Task requirements
Identify and reproduce every line holding the string "Material".

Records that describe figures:
-----

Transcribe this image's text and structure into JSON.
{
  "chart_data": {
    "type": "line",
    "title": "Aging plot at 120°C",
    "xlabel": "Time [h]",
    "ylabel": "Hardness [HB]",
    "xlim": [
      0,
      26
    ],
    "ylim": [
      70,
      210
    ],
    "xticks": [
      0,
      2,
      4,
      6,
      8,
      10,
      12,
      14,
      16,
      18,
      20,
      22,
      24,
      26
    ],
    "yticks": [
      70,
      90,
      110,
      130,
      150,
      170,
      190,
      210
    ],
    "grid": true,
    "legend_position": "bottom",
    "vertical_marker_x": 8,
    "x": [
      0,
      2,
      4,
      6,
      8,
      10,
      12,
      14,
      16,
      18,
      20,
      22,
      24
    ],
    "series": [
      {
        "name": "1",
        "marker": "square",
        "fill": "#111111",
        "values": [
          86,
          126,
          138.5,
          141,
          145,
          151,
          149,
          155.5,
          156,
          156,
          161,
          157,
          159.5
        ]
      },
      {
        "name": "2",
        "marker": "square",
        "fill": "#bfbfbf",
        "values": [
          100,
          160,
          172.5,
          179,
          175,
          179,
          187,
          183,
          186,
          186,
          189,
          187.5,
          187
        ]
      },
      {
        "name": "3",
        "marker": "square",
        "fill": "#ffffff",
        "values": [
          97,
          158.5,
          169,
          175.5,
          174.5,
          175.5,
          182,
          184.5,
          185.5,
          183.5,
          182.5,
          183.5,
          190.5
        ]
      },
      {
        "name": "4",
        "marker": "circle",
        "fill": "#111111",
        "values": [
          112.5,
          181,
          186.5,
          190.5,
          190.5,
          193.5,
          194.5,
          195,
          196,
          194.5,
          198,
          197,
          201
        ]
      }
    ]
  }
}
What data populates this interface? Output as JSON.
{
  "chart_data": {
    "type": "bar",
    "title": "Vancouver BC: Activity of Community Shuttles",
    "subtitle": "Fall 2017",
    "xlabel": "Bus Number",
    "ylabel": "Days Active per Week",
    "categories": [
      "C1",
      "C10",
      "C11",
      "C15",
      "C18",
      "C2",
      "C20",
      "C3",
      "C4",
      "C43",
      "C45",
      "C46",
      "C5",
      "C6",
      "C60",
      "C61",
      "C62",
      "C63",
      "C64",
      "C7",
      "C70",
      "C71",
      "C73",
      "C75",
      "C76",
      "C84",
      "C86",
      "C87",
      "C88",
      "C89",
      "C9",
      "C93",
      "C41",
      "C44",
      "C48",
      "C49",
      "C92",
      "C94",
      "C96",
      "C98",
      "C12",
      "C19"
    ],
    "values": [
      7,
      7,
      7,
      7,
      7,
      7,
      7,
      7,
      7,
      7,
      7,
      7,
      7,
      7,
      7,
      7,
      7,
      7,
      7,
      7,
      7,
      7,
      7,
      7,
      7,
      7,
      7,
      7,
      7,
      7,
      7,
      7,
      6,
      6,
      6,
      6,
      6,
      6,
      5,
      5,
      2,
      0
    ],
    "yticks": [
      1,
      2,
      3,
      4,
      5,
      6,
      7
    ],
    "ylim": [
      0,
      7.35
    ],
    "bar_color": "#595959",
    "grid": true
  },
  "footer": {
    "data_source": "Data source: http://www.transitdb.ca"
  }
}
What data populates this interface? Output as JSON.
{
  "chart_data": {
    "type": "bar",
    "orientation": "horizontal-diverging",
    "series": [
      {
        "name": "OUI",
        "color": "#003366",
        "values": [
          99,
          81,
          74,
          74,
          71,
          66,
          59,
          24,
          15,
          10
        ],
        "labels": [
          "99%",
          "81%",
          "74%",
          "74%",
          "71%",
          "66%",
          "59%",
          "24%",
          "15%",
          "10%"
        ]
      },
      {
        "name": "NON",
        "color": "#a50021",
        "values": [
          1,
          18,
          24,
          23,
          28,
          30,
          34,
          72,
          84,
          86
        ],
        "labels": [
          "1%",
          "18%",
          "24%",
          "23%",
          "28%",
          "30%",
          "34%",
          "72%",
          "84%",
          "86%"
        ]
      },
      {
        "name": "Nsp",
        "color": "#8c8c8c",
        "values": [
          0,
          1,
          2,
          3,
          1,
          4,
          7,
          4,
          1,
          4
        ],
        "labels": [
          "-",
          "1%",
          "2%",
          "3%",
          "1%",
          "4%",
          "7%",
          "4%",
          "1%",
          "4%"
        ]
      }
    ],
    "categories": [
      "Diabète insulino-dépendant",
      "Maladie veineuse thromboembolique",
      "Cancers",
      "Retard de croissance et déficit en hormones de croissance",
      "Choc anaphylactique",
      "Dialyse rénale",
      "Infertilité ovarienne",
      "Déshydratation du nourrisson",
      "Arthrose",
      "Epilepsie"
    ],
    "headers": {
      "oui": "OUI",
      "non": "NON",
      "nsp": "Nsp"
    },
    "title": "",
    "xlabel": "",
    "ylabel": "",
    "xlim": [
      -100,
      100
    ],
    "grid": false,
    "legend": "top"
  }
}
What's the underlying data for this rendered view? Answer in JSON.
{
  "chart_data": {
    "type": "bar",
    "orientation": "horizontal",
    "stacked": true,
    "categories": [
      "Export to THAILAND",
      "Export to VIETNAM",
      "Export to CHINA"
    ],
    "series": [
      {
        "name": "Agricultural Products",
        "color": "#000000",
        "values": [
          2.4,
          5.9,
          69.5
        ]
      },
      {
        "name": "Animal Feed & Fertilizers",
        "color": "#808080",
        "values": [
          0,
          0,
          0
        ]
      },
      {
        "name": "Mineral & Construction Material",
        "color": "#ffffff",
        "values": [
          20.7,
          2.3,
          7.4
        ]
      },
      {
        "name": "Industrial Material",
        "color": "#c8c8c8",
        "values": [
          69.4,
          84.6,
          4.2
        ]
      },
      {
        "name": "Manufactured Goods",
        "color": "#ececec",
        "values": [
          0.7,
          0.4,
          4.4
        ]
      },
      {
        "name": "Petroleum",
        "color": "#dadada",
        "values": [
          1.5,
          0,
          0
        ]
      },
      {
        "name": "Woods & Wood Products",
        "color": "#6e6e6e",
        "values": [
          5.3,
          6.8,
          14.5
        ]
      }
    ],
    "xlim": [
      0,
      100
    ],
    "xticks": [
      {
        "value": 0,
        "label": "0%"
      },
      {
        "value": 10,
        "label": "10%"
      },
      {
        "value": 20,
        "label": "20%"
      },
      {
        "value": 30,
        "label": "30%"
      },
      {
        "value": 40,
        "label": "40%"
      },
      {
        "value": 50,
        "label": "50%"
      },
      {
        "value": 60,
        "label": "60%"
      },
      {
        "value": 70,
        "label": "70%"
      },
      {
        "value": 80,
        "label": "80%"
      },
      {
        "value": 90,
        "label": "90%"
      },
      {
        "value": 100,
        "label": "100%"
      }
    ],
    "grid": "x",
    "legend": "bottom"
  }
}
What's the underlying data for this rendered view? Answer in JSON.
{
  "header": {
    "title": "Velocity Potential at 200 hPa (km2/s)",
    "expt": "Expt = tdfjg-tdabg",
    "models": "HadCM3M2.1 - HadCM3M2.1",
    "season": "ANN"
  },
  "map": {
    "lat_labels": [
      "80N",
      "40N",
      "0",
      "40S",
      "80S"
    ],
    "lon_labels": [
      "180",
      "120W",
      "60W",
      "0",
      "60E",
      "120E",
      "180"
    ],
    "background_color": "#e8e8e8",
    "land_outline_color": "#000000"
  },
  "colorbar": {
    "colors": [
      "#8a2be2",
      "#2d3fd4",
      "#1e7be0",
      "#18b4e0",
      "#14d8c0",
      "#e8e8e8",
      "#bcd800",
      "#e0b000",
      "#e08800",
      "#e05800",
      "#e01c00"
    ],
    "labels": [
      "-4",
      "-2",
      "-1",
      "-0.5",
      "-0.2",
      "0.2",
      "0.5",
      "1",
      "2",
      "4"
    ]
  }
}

-----

Answer in full
        "name": "Mineral & Construction Material",
        "name": "Industrial Material",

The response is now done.